[What you have to do]
Examine the entries and show every line in which the word "основные" is found.

[Material for this exercise]
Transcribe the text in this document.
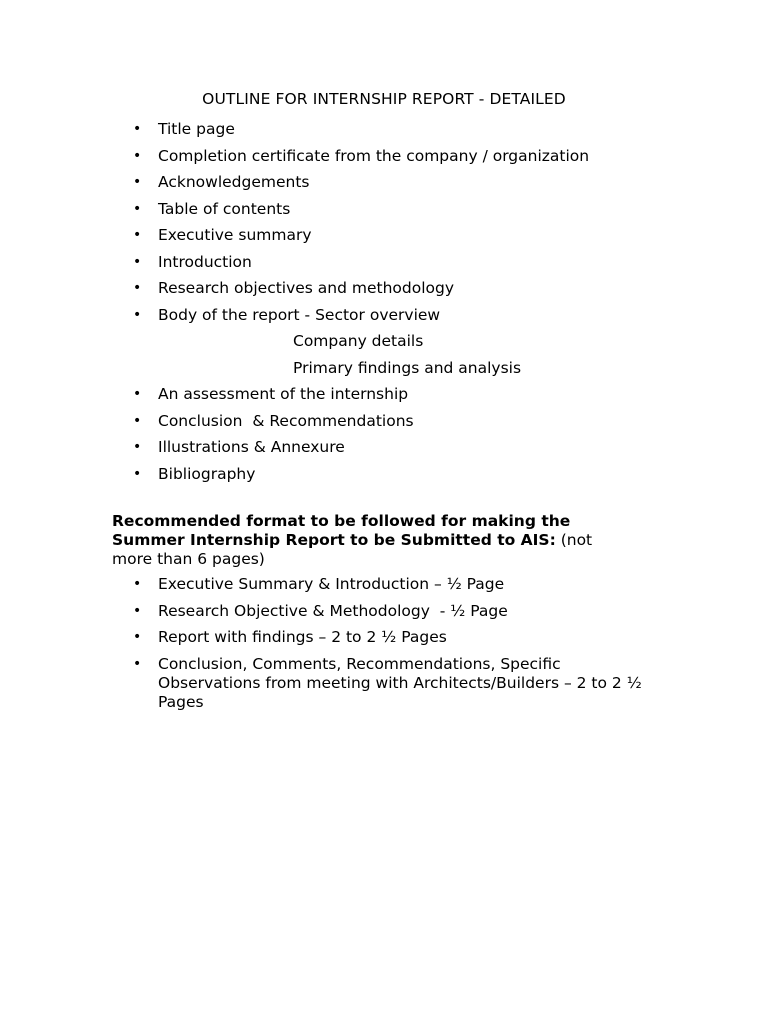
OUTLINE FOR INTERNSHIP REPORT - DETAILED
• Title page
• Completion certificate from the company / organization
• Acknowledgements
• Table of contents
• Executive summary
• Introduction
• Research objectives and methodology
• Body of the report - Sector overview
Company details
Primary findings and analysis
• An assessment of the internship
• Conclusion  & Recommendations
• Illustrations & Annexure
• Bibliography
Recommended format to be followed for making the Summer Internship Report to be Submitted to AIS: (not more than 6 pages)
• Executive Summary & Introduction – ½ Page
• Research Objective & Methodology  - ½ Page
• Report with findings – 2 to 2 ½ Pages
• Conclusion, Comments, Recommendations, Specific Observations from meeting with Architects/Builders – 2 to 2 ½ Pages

==

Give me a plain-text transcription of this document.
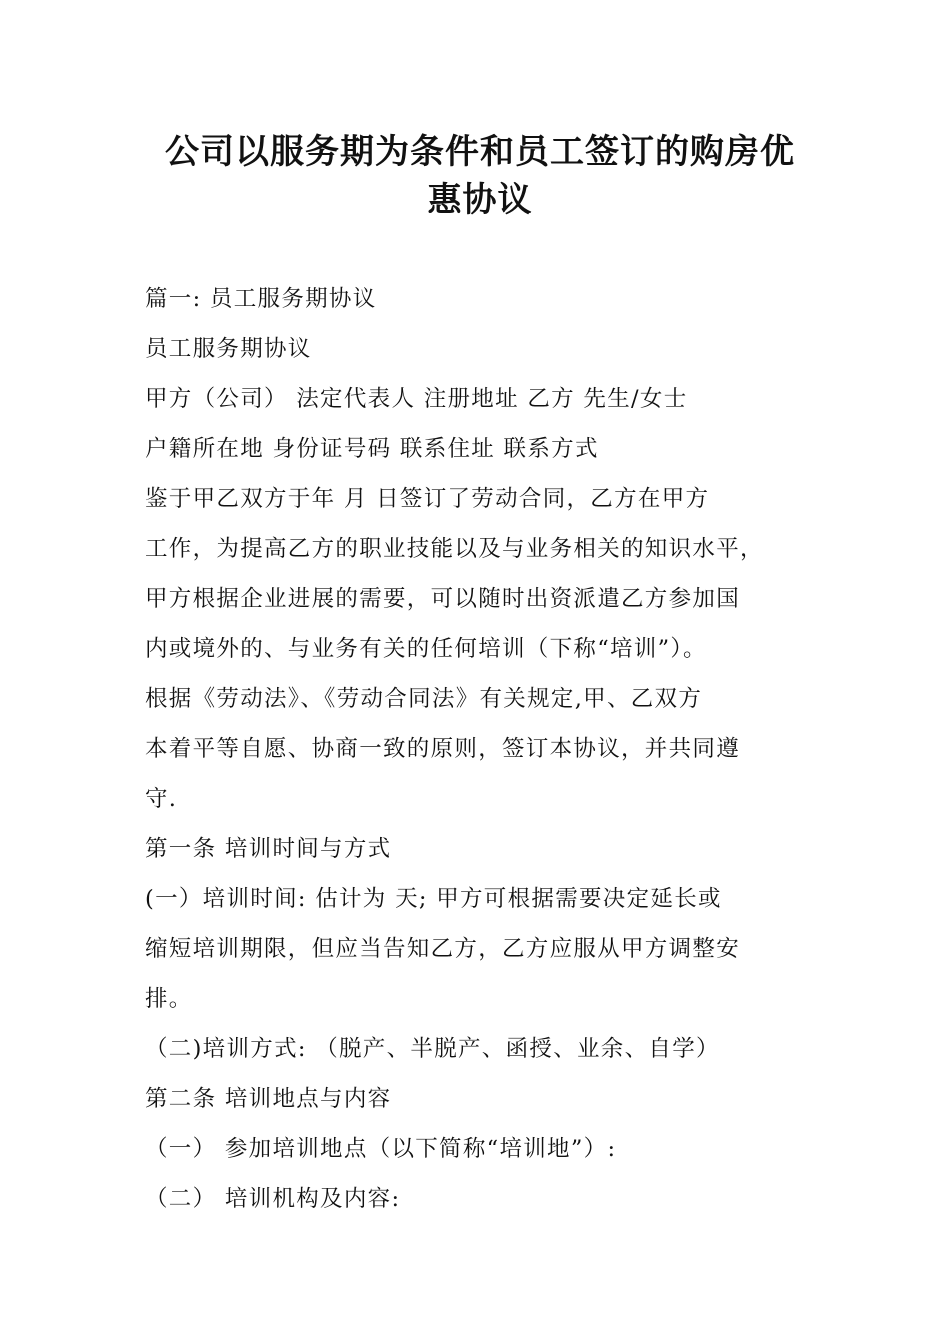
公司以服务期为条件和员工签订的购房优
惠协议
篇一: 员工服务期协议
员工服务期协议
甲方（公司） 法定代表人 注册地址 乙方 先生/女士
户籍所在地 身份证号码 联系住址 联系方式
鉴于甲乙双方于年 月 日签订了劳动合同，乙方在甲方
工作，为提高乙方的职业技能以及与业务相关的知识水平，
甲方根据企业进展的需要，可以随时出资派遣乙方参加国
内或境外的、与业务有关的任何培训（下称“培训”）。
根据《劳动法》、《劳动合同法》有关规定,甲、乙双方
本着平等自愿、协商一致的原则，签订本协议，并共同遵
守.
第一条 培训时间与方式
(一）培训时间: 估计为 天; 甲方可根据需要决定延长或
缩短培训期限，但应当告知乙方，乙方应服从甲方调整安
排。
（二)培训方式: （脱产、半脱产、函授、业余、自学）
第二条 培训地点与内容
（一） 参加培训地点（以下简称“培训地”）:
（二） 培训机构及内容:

---

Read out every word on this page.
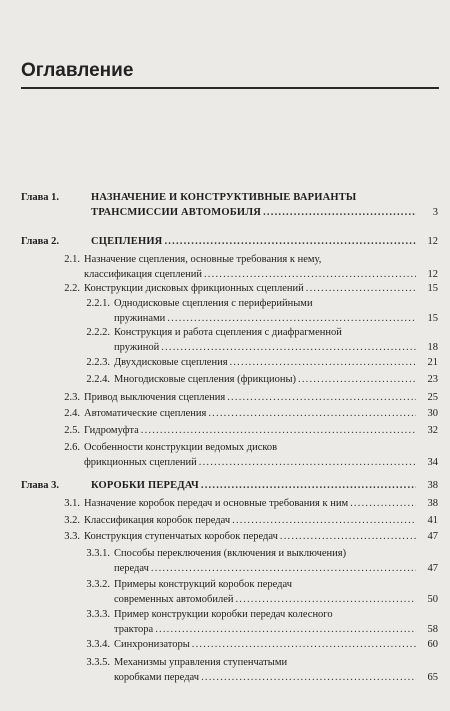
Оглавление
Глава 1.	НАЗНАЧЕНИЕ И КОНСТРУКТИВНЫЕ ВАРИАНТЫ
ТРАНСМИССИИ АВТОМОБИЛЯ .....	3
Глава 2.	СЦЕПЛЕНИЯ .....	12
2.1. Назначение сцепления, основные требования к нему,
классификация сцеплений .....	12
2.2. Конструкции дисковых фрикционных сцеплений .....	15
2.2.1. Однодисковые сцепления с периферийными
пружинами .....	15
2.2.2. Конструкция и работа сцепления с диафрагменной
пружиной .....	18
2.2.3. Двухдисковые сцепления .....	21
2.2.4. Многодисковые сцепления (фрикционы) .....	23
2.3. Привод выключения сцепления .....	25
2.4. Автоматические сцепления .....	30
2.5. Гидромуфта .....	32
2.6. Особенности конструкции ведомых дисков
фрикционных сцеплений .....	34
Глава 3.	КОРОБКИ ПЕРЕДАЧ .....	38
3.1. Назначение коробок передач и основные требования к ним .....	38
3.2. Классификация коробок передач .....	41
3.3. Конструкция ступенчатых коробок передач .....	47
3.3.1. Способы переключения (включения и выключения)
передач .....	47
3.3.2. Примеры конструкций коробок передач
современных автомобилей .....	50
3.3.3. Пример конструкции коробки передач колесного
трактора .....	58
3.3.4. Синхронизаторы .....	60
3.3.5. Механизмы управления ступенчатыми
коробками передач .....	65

[Task response]
2.1. Назначение сцепления, основные требования к нему,
3.1. Назначение коробок передач и основные требования к ним .....	38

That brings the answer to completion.